__Extracted data entries__:
'''
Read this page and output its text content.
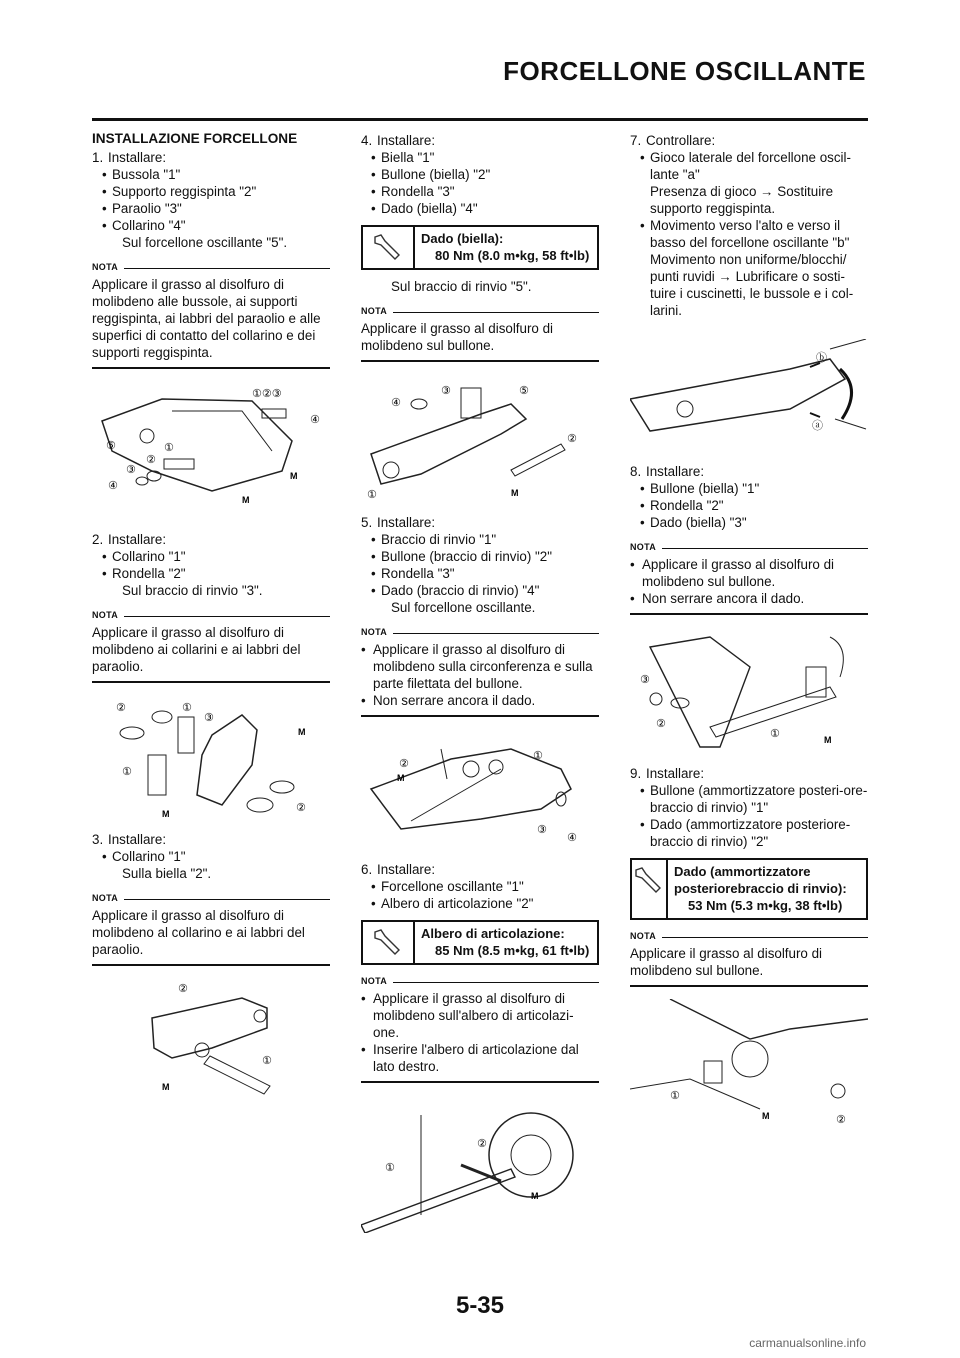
FORCELLONE OSCILLANTE
INSTALLAZIONE FORCELLONE
1. Installare:
• Bussola "1"
• Supporto reggispinta "2"
• Paraolio "3"
• Collarino "4"
Sul forcellone oscillante "5".
NOTA
Applicare il grasso al disolfuro di molibdeno alle bussole, ai supporti reggispinta, ai labbri del paraolio e alle superfici di contatto del collarino e dei supporti reggispinta.
⑤
①②③
④
①
②
③
④
M
M
2. Installare:
• Collarino "1"
• Rondella "2"
Sul braccio di rinvio "3".
NOTA
Applicare il grasso al disolfuro di molibdeno ai collarini e ai labbri del paraolio.
②	①
③
①
②
M
M
3. Installare:
• Collarino "1"
Sulla biella "2".
NOTA
Applicare il grasso al disolfuro di molibdeno al collarino e ai labbri del paraolio.
②
①
M
4. Installare:
• Biella "1"
• Bullone (biella) "2"
• Rondella "3"
• Dado (biella) "4"
Dado (biella):
80 Nm (8.0 m•kg, 58 ft•lb)
Sul braccio di rinvio "5".
NOTA
Applicare il grasso al disolfuro di molibdeno sul bullone.
④
③	⑤
②
①	M
5. Installare:
• Braccio di rinvio "1"
• Bullone (braccio di rinvio) "2"
• Rondella "3"
• Dado (braccio di rinvio) "4"
Sul forcellone oscillante.
NOTA
• Applicare il grasso al disolfuro di molibdeno sulla circonferenza e sulla parte filettata del bullone.
• Non serrare ancora il dado.
②
①
③
④
M
6. Installare:
• Forcellone oscillante "1"
• Albero di articolazione "2"
Albero di articolazione:
85 Nm (8.5 m•kg, 61 ft•lb)
NOTA
• Applicare il grasso al disolfuro di molibdeno sull'albero di articolazi-one.
• Inserire l'albero di articolazione dal lato destro.
①
②
M
7. Controllare:
• Gioco laterale del forcellone oscil-lante "a"
Presenza di gioco → Sostituire supporto reggispinta.
• Movimento verso l'alto e verso il basso del forcellone oscillante "b"
Movimento non uniforme/blocchi/ punti ruvidi → Lubrificare o sosti-tuire i cuscinetti, le bussole e i col-larini.
ⓑ
ⓐ
8. Installare:
• Bullone (biella) "1"
• Rondella "2"
• Dado (biella) "3"
NOTA
• Applicare il grasso al disolfuro di molibdeno sul bullone.
• Non serrare ancora il dado.
③
②
①	M
9. Installare:
• Bullone (ammortizzatore posteri-ore- braccio di rinvio) "1"
• Dado (ammortizzatore posteriore- braccio di rinvio) "2"
Dado (ammortizzatore posteriorebraccio di rinvio):
53 Nm (5.3 m•kg, 38 ft•lb)
NOTA
Applicare il grasso al disolfuro di molibdeno sul bullone.
①
②
M
5-35
carmanualsonline.info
'''
__EXERCISE DESCRIPTION__:
Set the entries down again exactly. Do not include the images.

__WORKED SOLUTION__:
Read this page and output its text content.
FORCELLONE OSCILLANTE
INSTALLAZIONE FORCELLONE
1. Installare:
• Bussola "1"
• Supporto reggispinta "2"
• Paraolio "3"
• Collarino "4"
Sul forcellone oscillante "5".
NOTA
Applicare il grasso al disolfuro di molibdeno alle bussole, ai supporti reggispinta, ai labbri del paraolio e alle superfici di contatto del collarino e dei supporti reggispinta.
⑤
①②③
④
①
②
③
④
M
M
2. Installare:
• Collarino "1"
• Rondella "2"
Sul braccio di rinvio "3".
NOTA
Applicare il grasso al disolfuro di molibdeno ai collarini e ai labbri del paraolio.
②	①
③
①
②
M
M
3. Installare:
• Collarino "1"
Sulla biella "2".
NOTA
Applicare il grasso al disolfuro di molibdeno al collarino e ai labbri del paraolio.
②
①
M
4. Installare:
• Biella "1"
• Bullone (biella) "2"
• Rondella "3"
• Dado (biella) "4"
Dado (biella):
80 Nm (8.0 m•kg, 58 ft•lb)
Sul braccio di rinvio "5".
NOTA
Applicare il grasso al disolfuro di molibdeno sul bullone.
④
③	⑤
②
①	M
5. Installare:
• Braccio di rinvio "1"
• Bullone (braccio di rinvio) "2"
• Rondella "3"
• Dado (braccio di rinvio) "4"
Sul forcellone oscillante.
NOTA
• Applicare il grasso al disolfuro di molibdeno sulla circonferenza e sulla parte filettata del bullone.
• Non serrare ancora il dado.
②
①
③
④
M
6. Installare:
• Forcellone oscillante "1"
• Albero di articolazione "2"
Albero di articolazione:
85 Nm (8.5 m•kg, 61 ft•lb)
NOTA
• Applicare il grasso al disolfuro di molibdeno sull'albero di articolazi-one.
• Inserire l'albero di articolazione dal lato destro.
①
②
M
7. Controllare:
• Gioco laterale del forcellone oscil-lante "a"
Presenza di gioco → Sostituire supporto reggispinta.
• Movimento verso l'alto e verso il basso del forcellone oscillante "b"
Movimento non uniforme/blocchi/ punti ruvidi → Lubrificare o sosti-tuire i cuscinetti, le bussole e i col-larini.
ⓑ
ⓐ
8. Installare:
• Bullone (biella) "1"
• Rondella "2"
• Dado (biella) "3"
NOTA
• Applicare il grasso al disolfuro di molibdeno sul bullone.
• Non serrare ancora il dado.
③
②
①	M
9. Installare:
• Bullone (ammortizzatore posteri-ore- braccio di rinvio) "1"
• Dado (ammortizzatore posteriore- braccio di rinvio) "2"
Dado (ammortizzatore posteriorebraccio di rinvio):
53 Nm (5.3 m•kg, 38 ft•lb)
NOTA
Applicare il grasso al disolfuro di molibdeno sul bullone.
①
②
M
5-35
carmanualsonline.info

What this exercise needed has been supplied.